Return each line of the records holding the string "CONSULTING".

*****

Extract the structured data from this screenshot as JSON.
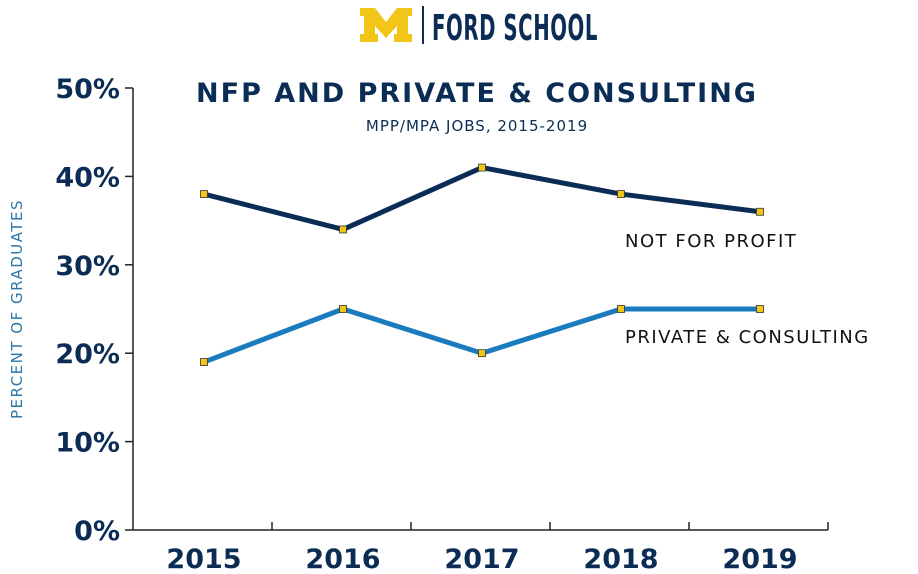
{
  "brand": {
    "logo_letter": "M",
    "name": "FORD SCHOOL",
    "colors": {
      "maize": "#F2C618",
      "navy": "#0B2D55"
    }
  },
  "chart_data": {
    "type": "line",
    "title": "NFP AND PRIVATE & CONSULTING",
    "subtitle": "MPP/MPA JOBS, 2015-2019",
    "xlabel": "",
    "ylabel": "PERCENT OF GRADUATES",
    "categories": [
      "2015",
      "2016",
      "2017",
      "2018",
      "2019"
    ],
    "y_ticks": [
      "0%",
      "10%",
      "20%",
      "30%",
      "40%",
      "50%"
    ],
    "ylim": [
      0,
      50
    ],
    "grid": false,
    "legend": "inline labels",
    "series": [
      {
        "name": "NOT FOR PROFIT",
        "values": [
          38,
          34,
          41,
          38,
          36
        ],
        "color": "#0B2D55"
      },
      {
        "name": "PRIVATE & CONSULTING",
        "values": [
          19,
          25,
          20,
          25,
          25
        ],
        "color": "#1A7BBE"
      }
    ],
    "marker_color": "#F2C618"
  }
}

*****

## Full output
    "title": "NFP AND PRIVATE & CONSULTING",
        "name": "PRIVATE & CONSULTING",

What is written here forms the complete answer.